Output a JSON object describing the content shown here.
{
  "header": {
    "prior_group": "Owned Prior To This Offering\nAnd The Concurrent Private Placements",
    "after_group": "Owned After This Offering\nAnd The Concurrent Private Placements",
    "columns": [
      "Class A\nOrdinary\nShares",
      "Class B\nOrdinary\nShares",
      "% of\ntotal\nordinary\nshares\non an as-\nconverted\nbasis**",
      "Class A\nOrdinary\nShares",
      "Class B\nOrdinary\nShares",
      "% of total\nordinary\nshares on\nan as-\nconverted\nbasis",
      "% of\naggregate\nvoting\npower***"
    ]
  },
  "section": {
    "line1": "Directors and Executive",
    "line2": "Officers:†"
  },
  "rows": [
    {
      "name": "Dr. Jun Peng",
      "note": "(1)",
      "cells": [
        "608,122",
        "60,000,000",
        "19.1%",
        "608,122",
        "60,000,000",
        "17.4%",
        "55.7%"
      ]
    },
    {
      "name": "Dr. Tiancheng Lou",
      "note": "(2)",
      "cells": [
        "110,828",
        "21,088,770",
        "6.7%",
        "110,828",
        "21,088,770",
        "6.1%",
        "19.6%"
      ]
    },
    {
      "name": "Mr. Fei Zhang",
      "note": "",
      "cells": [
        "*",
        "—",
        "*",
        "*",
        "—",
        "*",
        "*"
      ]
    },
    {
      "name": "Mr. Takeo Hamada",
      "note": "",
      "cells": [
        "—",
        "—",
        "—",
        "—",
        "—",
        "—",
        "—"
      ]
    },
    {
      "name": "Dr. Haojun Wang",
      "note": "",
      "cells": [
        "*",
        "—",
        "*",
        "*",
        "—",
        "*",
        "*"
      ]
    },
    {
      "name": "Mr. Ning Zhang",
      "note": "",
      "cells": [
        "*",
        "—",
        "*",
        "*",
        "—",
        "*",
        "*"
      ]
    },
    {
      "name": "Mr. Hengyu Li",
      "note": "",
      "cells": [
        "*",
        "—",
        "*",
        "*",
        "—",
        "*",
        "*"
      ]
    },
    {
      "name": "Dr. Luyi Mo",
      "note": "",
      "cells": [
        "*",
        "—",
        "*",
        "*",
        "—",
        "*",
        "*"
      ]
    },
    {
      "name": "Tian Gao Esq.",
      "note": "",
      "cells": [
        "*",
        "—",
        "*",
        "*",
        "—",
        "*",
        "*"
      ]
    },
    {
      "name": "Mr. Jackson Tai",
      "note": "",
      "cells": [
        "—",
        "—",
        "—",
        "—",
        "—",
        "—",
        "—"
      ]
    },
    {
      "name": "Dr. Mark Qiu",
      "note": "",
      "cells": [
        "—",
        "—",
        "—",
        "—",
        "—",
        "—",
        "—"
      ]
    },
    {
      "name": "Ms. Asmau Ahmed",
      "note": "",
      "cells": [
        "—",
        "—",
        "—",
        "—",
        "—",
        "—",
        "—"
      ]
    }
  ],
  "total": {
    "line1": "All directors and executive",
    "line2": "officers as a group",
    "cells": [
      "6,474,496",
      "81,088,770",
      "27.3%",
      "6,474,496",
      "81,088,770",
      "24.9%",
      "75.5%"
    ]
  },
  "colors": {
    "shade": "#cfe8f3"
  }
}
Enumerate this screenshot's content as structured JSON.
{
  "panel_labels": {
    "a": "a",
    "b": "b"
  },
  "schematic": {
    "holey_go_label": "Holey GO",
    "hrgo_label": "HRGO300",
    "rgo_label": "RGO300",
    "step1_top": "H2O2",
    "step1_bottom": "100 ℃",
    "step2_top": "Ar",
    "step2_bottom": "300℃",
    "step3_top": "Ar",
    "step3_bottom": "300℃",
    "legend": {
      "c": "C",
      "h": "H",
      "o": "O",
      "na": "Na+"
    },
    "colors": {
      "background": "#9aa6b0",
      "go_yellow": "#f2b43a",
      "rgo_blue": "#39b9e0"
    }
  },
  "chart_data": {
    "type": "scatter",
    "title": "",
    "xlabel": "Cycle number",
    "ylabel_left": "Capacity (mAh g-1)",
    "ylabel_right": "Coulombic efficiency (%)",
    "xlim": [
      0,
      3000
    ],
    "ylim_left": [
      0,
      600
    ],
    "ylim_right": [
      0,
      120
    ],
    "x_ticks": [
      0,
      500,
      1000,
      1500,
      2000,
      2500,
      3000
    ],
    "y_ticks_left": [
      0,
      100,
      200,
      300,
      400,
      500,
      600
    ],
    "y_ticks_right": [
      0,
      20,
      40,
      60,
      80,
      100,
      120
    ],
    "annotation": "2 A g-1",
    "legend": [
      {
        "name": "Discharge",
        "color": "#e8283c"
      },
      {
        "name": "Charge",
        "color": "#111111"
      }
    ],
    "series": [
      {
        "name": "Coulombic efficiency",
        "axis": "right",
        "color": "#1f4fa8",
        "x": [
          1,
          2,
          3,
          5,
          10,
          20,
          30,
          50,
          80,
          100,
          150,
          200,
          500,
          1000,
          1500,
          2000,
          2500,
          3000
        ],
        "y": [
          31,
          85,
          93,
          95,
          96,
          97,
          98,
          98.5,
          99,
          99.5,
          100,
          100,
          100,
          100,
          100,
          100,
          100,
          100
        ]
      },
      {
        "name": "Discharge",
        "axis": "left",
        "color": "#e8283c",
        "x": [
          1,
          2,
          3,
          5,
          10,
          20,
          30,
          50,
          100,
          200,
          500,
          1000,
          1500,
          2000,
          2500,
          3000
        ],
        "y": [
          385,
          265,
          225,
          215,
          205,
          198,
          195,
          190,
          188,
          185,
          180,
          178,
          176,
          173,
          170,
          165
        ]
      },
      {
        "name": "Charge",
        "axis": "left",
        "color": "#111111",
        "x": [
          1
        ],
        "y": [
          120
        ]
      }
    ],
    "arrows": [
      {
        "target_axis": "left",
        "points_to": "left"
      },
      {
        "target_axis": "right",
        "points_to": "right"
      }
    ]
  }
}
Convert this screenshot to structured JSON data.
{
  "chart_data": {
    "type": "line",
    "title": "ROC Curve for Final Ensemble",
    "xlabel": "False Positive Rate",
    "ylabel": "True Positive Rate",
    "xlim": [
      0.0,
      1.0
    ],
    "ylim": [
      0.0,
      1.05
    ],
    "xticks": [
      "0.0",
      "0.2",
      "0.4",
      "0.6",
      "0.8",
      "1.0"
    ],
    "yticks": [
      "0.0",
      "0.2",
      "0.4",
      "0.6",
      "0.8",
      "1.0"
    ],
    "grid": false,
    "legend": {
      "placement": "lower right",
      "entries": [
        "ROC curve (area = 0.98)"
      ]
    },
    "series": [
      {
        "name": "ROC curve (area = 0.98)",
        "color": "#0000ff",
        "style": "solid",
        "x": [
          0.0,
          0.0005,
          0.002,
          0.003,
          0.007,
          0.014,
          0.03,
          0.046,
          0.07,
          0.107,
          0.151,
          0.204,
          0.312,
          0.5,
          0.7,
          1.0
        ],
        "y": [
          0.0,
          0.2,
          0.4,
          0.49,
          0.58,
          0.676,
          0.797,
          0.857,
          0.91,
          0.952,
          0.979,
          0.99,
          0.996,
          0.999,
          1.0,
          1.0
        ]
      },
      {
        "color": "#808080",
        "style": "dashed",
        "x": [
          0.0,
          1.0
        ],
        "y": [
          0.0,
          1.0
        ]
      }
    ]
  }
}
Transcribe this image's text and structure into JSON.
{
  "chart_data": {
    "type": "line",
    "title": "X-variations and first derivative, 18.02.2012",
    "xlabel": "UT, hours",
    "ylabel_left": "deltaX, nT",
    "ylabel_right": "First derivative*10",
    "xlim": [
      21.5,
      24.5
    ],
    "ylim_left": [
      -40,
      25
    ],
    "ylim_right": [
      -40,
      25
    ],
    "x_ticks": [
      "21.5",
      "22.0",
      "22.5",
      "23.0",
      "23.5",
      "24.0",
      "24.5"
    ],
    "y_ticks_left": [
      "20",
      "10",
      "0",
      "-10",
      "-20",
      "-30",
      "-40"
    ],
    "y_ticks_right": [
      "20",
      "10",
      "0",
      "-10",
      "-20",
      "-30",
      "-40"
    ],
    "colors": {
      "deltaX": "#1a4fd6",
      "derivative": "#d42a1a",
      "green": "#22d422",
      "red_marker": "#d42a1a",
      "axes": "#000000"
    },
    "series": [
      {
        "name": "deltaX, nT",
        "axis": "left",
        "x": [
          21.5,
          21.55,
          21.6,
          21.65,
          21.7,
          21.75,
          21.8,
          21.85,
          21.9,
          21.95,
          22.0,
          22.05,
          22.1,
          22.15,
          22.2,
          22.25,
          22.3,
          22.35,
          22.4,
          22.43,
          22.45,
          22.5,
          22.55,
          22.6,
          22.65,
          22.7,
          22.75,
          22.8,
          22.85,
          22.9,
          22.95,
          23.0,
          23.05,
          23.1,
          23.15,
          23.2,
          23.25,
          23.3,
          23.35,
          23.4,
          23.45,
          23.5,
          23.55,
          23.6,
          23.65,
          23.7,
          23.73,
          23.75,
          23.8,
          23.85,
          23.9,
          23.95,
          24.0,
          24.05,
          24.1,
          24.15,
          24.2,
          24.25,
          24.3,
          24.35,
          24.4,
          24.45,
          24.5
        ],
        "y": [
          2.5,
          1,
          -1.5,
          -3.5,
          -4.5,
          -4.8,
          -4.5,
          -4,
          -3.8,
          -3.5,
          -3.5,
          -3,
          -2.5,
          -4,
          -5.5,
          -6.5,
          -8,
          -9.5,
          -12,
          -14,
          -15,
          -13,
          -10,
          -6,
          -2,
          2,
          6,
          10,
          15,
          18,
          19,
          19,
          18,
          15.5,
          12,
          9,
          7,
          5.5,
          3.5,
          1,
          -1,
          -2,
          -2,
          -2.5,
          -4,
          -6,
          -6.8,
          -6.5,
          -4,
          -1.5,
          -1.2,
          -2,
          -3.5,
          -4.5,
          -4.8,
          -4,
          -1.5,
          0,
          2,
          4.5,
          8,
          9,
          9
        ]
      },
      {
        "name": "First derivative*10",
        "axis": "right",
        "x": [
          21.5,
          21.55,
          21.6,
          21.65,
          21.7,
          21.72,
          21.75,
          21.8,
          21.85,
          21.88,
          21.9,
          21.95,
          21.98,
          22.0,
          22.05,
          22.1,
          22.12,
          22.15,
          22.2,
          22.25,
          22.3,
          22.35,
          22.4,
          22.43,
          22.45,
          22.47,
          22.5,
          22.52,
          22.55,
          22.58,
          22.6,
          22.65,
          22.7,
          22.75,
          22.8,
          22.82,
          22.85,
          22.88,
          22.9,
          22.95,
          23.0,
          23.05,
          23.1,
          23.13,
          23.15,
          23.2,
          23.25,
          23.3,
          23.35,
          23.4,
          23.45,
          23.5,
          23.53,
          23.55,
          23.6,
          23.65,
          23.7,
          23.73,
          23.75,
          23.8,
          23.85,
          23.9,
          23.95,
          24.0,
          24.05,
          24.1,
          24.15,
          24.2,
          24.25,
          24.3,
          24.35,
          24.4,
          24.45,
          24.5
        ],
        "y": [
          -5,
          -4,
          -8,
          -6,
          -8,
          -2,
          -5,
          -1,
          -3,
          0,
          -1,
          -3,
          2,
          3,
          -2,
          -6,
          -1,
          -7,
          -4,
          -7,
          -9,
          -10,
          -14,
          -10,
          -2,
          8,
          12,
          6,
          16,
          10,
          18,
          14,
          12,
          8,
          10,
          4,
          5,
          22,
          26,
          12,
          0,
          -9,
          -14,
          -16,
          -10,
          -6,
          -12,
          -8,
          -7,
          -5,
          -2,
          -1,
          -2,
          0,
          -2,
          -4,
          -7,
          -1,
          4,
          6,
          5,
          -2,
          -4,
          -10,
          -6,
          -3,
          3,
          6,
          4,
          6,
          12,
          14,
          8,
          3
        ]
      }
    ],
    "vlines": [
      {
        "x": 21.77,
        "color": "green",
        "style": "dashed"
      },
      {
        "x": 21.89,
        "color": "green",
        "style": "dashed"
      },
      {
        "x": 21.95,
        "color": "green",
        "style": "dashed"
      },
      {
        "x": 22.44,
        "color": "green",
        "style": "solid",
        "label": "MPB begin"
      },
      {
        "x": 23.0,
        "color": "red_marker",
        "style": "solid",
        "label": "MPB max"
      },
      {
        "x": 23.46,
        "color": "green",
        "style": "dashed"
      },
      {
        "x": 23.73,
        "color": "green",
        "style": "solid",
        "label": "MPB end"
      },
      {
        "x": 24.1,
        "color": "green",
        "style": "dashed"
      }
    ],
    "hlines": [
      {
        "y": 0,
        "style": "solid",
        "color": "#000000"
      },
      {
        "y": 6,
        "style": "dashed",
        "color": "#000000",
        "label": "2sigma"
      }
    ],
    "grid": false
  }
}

* * * * * * *

Directions for this task:
Show each line of the data that contains the string "deltaX".

Exercise output:
    "ylabel_left": "deltaX, nT",
      "deltaX": "#1a4fd6",
        "name": "deltaX, nT",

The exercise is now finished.